* Extract provided *
***

Human pluripotent stem cells (hPSCs) can differentiate into all cell types of the body, and can thereby serve as great models to examine the pathological mechanisms of various human diseases. At the International Society for Stem Cell Research (ISSCR) 11th Annual Meeting, various stem cell experts highlighted the current human stem cell models for Alzheimer’s disease, and discussed the potential future directions of the field.
Alzheimer’s disease (AD) is the most common neurodegenerative dementia, affecting ~30 million people worldwide. AD occurs in two main forms: early-onset, familial AD (FAD) and late-onset, sporadic AD (SAD). Both are characterized by extensive neuronal loss and the aggregation of two proteins in the brain: amyloid β peptide (Aβ) and tau. Aβ peptide is derived from the amyloid precursor protein (APP) via cleavage by two proteases, β-secretase and γ-secretase. According to the amyloid cascade hypothesis, elevated levels of Aβ are necessary and sufficient to trigger disease 1. Tau is synthesized in neurons and normally functions in binding to tubulin and stabilization of microtubules. However, in AD, tau is hyper-phosphorylated, resulting in dissociation from microtubules, aggregation, and formation of neurofibrillary tangles (NFTs). Although the pathological hallmarks of AD consist of these amyloid plaques and NFTs, how the two are related to each other and how they contribute to clinical onset and progression of AD is still under investigation. By the time a patient manifests symptoms of a mild dementia, there is already significant neuronal loss and substantial accumulation of plaques and tangles. One major limitation to our understanding of AD has been the lack of live, patient-specific neurons to examine disease progression.
With recent advances in reprogramming technology, scientists can now generate induced pluripotent stem cells (iPSCs), and thereby use live, patient-specific models to examine disease phenotypes in a dish. At the ISSCR meeting, Larry Goldstein presented his lab’s recent work on using hiPSC models to study AD. They generated iPSCs from two patients with FAD caused by a duplication of the APP gene, two patients with SAD, and two control individuals. Next, neurons were generated from the iPSC lines by directed differentiation and fluorescence-activated cell sorting (FACS) purification 2. Neurons from one SAD and two FAD patients demonstrated significantly higher levels of secreted Aβ and phosphorylated tau (p-tau) 3. To determine whether there is an association between APP processing and elevated p-tau levels, they treated iPSC-derived neurons with γ-secretase and β-secretase inhibitors. Interestingly, pharmacologic inhibition of β-secretase resulted in a significant reduction in the levels of Aβ and p-tau. Treatment with the γ-secretase inhibitor only reduced Aβ levels, but not p-tau levels. This suggests that products of APP processing other than Aβ might contribute to elevated p-tau levels, highlighting a potential weakness with the amyloid cascade hypothesis.

***

* Work item A *
List every abbreviation that the second paragraph of the Alzheimer's disease text introduces in parentheses, along with what each one stands for.
* Work item B *
Answer these questions from the Alzheimer's disease text, one answer per line:
(i) About how many people worldwide does Alzheimer's disease affect?
(ii) Which two proteases cleave the amyloid precursor protein to produce Aβ?
(iii) Which inhibitor reduced both Aβ and p-tau levels in the iPSC-derived neurons?
* Work item C *
Please copy out everything in the Alzheimer's disease text from "Human pluripotent stem" down to "of the field.".
The items after this point come from a separate source.

* Dataset extract *
***

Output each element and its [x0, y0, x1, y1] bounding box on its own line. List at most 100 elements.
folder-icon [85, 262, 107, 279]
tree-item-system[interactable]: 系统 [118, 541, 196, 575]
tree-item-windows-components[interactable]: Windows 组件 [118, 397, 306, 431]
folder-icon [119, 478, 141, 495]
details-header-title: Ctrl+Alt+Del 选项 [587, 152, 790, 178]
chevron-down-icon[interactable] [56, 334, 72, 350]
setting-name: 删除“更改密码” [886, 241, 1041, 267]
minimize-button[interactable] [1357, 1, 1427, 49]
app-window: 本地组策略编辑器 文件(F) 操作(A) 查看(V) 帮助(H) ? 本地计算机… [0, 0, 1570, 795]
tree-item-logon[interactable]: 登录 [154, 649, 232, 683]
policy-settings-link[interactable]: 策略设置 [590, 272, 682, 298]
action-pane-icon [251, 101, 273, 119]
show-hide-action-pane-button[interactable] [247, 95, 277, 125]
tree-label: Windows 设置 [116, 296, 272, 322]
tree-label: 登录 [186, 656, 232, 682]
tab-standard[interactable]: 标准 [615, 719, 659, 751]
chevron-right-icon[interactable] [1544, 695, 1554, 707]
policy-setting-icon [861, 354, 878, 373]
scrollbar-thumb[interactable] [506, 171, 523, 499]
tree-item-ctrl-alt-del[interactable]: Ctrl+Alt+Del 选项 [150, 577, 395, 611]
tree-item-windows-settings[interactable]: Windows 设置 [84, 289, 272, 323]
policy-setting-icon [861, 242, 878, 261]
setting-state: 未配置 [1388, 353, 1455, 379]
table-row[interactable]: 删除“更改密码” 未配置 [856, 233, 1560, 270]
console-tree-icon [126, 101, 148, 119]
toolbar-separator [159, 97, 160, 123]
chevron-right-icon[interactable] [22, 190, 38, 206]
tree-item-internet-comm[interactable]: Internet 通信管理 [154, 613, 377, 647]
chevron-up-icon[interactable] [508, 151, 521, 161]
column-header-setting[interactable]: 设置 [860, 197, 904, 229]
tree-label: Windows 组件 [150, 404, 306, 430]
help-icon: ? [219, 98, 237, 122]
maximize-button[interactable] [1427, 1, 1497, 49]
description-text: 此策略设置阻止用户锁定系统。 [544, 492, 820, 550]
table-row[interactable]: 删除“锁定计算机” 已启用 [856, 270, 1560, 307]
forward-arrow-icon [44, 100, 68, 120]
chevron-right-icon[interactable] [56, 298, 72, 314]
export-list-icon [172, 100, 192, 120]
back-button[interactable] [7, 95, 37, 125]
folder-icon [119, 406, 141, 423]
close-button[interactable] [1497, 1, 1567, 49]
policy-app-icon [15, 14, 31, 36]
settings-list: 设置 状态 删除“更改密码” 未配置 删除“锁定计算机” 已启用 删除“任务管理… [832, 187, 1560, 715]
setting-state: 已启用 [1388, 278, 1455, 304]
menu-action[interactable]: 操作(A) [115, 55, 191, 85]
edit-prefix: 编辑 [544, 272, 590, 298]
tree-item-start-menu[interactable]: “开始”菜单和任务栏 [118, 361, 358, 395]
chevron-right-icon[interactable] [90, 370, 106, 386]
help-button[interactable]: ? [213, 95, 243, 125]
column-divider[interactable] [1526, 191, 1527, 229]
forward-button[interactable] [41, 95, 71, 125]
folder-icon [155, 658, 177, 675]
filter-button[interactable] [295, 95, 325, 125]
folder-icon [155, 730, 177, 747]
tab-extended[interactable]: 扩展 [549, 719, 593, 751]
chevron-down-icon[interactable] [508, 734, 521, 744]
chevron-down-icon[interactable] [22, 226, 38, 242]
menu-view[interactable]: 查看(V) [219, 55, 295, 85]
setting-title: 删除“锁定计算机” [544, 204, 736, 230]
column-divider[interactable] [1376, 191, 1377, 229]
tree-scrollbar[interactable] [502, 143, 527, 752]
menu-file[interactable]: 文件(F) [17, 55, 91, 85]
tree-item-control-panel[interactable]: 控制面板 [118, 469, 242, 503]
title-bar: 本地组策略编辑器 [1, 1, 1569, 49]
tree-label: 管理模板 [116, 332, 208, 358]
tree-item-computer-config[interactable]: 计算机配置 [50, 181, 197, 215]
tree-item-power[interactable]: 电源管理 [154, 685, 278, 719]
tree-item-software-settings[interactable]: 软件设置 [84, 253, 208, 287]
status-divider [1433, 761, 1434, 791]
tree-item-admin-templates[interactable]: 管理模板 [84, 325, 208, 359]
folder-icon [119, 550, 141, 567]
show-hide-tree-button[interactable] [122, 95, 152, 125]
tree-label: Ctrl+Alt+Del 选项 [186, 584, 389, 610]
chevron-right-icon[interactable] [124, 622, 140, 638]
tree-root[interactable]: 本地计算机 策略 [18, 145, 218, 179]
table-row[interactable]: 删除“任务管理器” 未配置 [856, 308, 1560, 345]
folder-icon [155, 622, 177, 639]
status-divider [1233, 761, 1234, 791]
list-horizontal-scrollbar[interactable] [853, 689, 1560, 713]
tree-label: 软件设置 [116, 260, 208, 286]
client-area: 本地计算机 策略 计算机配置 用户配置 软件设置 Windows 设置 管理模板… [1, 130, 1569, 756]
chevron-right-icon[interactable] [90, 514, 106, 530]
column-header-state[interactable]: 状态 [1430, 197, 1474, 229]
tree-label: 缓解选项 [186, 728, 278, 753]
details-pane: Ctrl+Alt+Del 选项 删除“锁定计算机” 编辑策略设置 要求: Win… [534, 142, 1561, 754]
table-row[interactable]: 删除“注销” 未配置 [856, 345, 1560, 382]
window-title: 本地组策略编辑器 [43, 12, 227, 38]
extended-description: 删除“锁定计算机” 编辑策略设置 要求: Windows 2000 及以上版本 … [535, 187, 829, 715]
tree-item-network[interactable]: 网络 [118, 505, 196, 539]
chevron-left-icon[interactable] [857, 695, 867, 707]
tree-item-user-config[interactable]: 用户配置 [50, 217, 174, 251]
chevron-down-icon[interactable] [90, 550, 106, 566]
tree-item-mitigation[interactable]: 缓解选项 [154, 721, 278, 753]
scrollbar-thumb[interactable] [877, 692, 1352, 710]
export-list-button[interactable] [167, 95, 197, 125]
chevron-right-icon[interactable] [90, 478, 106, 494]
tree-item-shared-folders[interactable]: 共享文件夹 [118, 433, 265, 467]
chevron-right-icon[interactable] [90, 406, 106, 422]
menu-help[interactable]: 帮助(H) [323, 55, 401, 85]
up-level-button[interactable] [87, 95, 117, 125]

***

* Reply A *
AD: Alzheimer's disease
FAD: familial AD
SAD: sporadic AD
Aβ: amyloid β peptide
APP: amyloid precursor protein
NFTs: neurofibrillary tangles

* Reply B *
(i) About 30 million people.
(ii) β-secretase and γ-secretase.
(iii) The β-secretase inhibitor.

* Reply C *
Human pluripotent stem cells (hPSCs) can differentiate into all cell types of the body, and can thereby serve as great models to examine the pathological mechanisms of various human diseases. At the International Society for Stem Cell Research (ISSCR) 11th Annual Meeting, various stem cell experts highlighted the current human stem cell models for Alzheimer’s disease, and discussed the potential future directions of the field.